WORK TO DO — Return all lines that include the string "cobaltblau".

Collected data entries
****

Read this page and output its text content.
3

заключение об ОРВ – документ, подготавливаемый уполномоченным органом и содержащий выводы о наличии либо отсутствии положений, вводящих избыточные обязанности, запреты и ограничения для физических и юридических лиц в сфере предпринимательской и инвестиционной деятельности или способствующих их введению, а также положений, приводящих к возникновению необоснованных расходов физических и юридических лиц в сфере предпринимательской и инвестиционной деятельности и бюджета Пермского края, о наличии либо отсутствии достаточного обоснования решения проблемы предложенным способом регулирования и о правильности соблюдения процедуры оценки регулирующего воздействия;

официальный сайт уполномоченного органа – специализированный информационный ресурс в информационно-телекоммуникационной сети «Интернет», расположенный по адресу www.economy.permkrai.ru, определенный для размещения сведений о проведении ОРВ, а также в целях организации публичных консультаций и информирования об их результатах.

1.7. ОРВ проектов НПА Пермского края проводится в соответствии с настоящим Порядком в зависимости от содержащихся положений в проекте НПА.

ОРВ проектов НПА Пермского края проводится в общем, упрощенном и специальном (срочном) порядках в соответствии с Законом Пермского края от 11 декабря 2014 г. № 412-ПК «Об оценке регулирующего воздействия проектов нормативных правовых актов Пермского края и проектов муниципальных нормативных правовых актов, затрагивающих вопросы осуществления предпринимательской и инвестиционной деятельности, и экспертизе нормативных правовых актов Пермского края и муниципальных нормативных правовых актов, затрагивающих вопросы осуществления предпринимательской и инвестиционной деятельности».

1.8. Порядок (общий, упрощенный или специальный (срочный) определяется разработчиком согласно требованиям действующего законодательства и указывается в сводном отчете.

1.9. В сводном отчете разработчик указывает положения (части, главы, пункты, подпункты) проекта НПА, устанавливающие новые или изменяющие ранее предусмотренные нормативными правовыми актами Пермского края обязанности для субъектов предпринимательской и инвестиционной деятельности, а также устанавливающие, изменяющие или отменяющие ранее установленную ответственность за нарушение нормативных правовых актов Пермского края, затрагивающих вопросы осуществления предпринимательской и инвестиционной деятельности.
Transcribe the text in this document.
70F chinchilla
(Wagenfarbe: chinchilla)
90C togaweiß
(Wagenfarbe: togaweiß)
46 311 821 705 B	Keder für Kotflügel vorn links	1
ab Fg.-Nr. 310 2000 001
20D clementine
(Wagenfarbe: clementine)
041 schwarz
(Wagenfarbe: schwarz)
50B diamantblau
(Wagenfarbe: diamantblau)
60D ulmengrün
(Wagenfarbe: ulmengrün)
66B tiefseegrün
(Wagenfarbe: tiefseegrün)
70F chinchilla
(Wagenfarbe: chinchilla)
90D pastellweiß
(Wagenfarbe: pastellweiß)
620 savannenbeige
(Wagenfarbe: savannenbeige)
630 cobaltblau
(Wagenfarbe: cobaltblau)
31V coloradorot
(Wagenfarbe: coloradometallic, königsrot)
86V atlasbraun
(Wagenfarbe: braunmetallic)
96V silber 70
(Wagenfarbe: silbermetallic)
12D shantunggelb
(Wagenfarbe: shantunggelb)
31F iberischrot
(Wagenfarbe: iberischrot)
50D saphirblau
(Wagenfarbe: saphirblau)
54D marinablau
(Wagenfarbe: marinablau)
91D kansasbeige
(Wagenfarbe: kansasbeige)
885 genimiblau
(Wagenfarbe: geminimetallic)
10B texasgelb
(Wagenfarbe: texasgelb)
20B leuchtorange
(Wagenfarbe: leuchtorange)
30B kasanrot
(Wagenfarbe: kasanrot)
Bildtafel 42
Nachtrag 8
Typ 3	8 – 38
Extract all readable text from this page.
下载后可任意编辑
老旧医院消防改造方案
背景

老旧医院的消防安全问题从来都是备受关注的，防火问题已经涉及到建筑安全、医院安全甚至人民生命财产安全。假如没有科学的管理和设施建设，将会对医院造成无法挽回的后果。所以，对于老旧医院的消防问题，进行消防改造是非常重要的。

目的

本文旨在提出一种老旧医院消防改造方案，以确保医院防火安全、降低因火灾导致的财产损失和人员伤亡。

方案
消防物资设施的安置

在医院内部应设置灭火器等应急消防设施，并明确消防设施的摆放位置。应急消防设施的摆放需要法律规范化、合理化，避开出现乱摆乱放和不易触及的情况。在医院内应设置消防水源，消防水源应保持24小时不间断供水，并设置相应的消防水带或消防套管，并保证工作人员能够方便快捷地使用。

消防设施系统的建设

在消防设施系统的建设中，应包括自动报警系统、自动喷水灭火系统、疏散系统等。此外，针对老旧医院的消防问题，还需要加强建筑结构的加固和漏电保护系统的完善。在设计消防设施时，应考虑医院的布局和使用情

****

THE REPLY —
630 cobaltblau
(Wagenfarbe: cobaltblau)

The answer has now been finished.